**Aim of the exercise:** Your task is to transcribe all of the data below exactly, omitting the images.

**Record extracts:**

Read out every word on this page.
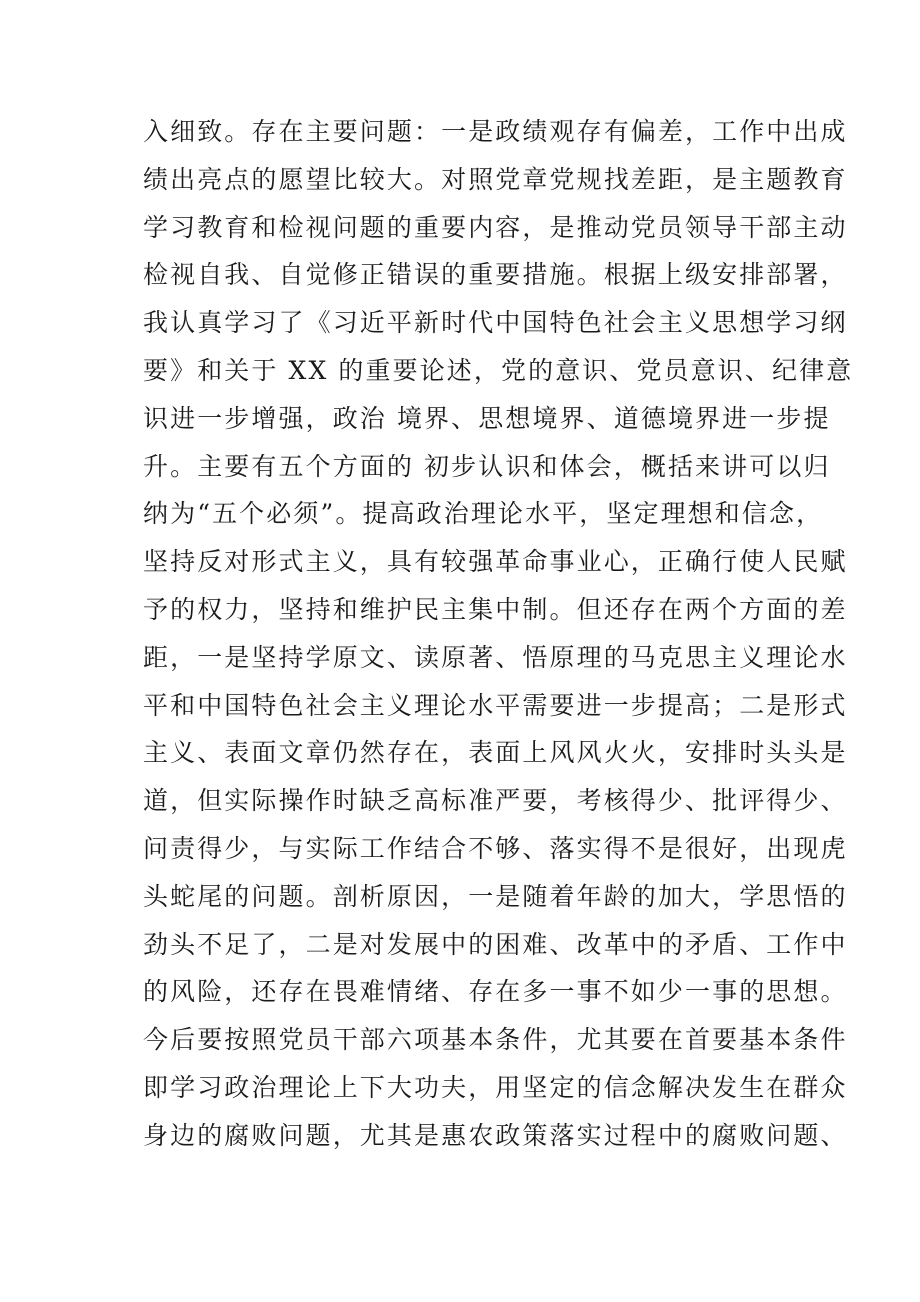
入细致。存在主要问题：一是政绩观存有偏差，工作中出成
绩出亮点的愿望比较大。对照党章党规找差距，是主题教育
学习教育和检视问题的重要内容，是推动党员领导干部主动
检视自我、自觉修正错误的重要措施。根据上级安排部署，
我认真学习了《习近平新时代中国特色社会主义思想学习纲
要》和关于 XX 的重要论述，党的意识、党员意识、纪律意
识进一步增强，政治 境界、思想境界、道德境界进一步提
升。主要有五个方面的 初步认识和体会，概括来讲可以归
纳为“五个必须”。提高政治理论水平，坚定理想和信念，
坚持反对形式主义，具有较强革命事业心，正确行使人民赋
予的权力，坚持和维护民主集中制。但还存在两个方面的差
距，一是坚持学原文、读原著、悟原理的马克思主义理论水
平和中国特色社会主义理论水平需要进一步提高；二是形式
主义、表面文章仍然存在，表面上风风火火，安排时头头是
道，但实际操作时缺乏高标准严要，考核得少、批评得少、
问责得少，与实际工作结合不够、落实得不是很好，出现虎
头蛇尾的问题。剖析原因，一是随着年龄的加大，学思悟的
劲头不足了，二是对发展中的困难、改革中的矛盾、工作中
的风险，还存在畏难情绪、存在多一事不如少一事的思想。
今后要按照党员干部六项基本条件，尤其要在首要基本条件
即学习政治理论上下大功夫，用坚定的信念解决发生在群众
身边的腐败问题，尤其是惠农政策落实过程中的腐败问题、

**Response below:**
Read out every word on this page.
入细致。存在主要问题：一是政绩观存有偏差，工作中出成
绩出亮点的愿望比较大。对照党章党规找差距，是主题教育
学习教育和检视问题的重要内容，是推动党员领导干部主动
检视自我、自觉修正错误的重要措施。根据上级安排部署，
我认真学习了《习近平新时代中国特色社会主义思想学习纲
要》和关于 XX 的重要论述，党的意识、党员意识、纪律意
识进一步增强，政治 境界、思想境界、道德境界进一步提
升。主要有五个方面的 初步认识和体会，概括来讲可以归
纳为“五个必须”。提高政治理论水平，坚定理想和信念，
坚持反对形式主义，具有较强革命事业心，正确行使人民赋
予的权力，坚持和维护民主集中制。但还存在两个方面的差
距，一是坚持学原文、读原著、悟原理的马克思主义理论水
平和中国特色社会主义理论水平需要进一步提高；二是形式
主义、表面文章仍然存在，表面上风风火火，安排时头头是
道，但实际操作时缺乏高标准严要，考核得少、批评得少、
问责得少，与实际工作结合不够、落实得不是很好，出现虎
头蛇尾的问题。剖析原因，一是随着年龄的加大，学思悟的
劲头不足了，二是对发展中的困难、改革中的矛盾、工作中
的风险，还存在畏难情绪、存在多一事不如少一事的思想。
今后要按照党员干部六项基本条件，尤其要在首要基本条件
即学习政治理论上下大功夫，用坚定的信念解决发生在群众
身边的腐败问题，尤其是惠农政策落实过程中的腐败问题、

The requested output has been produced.